Instructions to follow: Scan the material below for the string "smlouva", and copy every line where it shows up.

Listing:
※
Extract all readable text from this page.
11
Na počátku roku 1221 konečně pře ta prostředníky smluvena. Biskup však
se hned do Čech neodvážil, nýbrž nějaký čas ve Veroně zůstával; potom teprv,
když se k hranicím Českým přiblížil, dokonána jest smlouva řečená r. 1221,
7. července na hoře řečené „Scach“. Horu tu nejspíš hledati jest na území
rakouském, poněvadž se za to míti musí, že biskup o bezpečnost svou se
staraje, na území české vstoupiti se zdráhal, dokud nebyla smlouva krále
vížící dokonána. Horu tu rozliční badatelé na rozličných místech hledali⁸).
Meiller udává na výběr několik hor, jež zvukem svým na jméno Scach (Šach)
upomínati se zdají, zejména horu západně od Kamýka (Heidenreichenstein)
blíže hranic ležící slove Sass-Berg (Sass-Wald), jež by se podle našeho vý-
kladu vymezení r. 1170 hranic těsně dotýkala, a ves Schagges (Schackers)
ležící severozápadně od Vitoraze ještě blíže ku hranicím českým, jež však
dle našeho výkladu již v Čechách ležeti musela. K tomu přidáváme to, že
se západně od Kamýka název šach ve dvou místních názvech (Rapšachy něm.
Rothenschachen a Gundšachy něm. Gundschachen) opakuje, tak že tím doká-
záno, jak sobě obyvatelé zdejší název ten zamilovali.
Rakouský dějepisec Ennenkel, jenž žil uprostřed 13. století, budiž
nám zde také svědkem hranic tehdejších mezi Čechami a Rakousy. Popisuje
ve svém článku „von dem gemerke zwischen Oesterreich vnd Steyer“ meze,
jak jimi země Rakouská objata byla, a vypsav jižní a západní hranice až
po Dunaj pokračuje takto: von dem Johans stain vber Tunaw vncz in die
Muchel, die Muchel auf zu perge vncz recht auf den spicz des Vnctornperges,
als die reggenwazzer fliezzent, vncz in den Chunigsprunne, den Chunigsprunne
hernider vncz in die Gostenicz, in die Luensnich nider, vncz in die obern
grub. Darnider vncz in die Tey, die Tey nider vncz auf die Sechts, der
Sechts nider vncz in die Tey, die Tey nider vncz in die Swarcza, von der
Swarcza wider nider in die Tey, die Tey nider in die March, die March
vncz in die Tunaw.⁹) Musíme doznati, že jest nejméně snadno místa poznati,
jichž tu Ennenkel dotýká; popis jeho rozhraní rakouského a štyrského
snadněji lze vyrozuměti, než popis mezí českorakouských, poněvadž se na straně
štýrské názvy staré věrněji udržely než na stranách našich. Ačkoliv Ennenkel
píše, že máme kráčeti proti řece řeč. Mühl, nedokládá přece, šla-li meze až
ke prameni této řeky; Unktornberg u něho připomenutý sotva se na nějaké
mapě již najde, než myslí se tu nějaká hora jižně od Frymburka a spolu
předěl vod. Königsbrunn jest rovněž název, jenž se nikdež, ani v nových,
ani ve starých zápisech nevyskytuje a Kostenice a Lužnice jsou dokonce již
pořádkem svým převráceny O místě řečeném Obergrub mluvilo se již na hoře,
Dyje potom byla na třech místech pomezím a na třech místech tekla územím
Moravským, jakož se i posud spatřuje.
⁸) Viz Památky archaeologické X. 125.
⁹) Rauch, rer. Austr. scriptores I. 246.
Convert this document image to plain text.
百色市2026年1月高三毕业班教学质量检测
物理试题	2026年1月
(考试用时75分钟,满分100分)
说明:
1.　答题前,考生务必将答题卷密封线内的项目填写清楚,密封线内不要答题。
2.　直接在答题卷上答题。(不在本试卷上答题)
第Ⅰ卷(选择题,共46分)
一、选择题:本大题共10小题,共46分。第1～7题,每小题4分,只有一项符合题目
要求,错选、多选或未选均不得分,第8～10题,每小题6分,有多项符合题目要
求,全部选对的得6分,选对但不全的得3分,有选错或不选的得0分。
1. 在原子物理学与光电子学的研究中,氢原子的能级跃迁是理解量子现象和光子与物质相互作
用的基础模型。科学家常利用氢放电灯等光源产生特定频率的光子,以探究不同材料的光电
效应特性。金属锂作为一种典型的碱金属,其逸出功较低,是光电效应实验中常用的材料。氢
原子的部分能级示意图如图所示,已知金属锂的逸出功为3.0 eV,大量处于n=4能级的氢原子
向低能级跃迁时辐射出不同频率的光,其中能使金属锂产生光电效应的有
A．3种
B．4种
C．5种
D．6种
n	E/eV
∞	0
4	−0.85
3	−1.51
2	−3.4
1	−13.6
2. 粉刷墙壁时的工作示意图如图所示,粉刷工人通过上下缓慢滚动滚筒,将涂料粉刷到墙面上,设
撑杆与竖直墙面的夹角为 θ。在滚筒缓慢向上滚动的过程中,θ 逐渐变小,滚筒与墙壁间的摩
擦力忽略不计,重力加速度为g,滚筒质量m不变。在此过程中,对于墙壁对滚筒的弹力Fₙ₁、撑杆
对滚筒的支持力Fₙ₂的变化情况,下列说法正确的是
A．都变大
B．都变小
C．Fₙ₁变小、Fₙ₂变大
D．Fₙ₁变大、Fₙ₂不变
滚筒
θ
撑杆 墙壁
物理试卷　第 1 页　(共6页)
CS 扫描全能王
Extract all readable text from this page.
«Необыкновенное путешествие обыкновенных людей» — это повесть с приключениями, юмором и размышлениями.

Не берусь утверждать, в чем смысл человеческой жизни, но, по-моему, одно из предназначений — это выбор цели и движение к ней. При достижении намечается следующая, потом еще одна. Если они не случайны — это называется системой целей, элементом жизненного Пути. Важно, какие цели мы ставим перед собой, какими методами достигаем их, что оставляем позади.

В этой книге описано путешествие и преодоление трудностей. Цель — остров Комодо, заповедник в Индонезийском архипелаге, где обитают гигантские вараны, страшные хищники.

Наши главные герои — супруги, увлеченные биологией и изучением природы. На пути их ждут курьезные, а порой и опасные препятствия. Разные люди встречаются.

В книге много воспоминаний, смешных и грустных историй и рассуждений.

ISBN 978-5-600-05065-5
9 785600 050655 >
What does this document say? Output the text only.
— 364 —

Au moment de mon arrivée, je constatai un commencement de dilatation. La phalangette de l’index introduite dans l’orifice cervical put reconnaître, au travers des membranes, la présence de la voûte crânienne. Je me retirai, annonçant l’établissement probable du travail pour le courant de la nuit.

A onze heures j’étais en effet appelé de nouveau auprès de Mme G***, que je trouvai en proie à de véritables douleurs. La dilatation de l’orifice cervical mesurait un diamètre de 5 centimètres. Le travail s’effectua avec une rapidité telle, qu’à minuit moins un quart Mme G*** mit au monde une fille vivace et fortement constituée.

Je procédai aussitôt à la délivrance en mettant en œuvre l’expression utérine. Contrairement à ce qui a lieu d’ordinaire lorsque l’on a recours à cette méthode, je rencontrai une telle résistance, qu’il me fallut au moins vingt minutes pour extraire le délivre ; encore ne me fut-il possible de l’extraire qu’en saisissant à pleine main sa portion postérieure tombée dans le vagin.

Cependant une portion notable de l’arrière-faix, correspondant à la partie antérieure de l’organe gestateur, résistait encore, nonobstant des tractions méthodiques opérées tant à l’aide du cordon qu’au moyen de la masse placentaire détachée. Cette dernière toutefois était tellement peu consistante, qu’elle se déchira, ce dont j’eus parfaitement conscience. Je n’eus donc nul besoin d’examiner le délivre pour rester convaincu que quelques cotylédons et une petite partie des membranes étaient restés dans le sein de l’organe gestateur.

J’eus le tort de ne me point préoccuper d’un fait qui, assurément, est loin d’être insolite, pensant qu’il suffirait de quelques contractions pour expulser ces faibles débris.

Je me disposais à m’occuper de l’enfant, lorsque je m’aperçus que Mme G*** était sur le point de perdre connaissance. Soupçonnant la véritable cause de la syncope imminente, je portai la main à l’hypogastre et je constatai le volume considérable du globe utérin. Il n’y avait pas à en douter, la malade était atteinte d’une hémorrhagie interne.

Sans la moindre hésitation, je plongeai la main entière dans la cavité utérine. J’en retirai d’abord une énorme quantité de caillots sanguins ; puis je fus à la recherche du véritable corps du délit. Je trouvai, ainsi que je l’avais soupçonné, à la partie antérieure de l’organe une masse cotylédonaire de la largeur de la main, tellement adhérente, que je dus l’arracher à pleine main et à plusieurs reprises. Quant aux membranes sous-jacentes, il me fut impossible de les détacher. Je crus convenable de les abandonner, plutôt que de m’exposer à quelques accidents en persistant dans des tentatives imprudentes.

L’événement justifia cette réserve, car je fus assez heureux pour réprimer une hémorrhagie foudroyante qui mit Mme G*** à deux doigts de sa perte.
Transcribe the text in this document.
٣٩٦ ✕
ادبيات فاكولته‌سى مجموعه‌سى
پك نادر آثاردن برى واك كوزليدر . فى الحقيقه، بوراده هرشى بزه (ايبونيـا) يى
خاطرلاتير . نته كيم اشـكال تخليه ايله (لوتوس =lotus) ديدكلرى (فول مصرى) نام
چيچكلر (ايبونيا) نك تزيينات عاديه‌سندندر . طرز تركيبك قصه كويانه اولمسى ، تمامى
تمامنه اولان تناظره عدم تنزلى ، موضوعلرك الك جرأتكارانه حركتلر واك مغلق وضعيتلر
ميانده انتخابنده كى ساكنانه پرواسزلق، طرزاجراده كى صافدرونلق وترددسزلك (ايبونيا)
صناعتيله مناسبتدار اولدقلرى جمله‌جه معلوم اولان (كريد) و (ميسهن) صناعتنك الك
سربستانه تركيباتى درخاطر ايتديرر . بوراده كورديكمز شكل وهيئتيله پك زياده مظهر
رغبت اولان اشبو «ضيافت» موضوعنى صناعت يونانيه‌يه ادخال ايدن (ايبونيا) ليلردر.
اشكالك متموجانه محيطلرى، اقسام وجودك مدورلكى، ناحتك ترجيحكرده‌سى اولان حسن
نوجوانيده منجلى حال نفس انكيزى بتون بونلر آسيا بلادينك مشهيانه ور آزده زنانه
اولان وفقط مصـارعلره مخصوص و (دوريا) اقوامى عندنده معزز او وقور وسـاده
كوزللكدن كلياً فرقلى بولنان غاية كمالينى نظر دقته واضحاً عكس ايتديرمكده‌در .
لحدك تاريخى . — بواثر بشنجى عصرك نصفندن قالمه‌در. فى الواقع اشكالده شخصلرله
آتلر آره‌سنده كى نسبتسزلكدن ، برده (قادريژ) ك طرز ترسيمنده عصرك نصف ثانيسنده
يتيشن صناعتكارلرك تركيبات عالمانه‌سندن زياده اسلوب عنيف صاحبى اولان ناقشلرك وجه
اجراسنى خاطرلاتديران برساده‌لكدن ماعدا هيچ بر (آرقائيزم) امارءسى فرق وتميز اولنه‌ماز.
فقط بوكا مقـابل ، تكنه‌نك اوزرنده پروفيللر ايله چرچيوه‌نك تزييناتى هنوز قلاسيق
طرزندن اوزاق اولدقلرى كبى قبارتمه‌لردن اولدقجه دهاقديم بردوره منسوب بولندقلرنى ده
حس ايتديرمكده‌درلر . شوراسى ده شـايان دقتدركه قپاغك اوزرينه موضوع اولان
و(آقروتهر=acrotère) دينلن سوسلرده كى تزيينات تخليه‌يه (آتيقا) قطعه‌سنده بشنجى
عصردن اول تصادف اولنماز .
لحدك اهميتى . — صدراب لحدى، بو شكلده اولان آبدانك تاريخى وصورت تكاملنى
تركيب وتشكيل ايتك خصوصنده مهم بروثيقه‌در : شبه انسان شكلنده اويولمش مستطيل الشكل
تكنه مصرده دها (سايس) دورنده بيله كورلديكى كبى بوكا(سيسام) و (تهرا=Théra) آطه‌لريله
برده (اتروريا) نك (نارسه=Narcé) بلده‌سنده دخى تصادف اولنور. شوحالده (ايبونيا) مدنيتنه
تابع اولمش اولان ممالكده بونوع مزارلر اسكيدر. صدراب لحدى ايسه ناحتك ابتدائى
※
Response to the task:
když se k hranicím Českým přiblížil, dokonána jest smlouva řečená r. 1221,
staraje, na území české vstoupiti se zdráhal, dokud nebyla smlouva krále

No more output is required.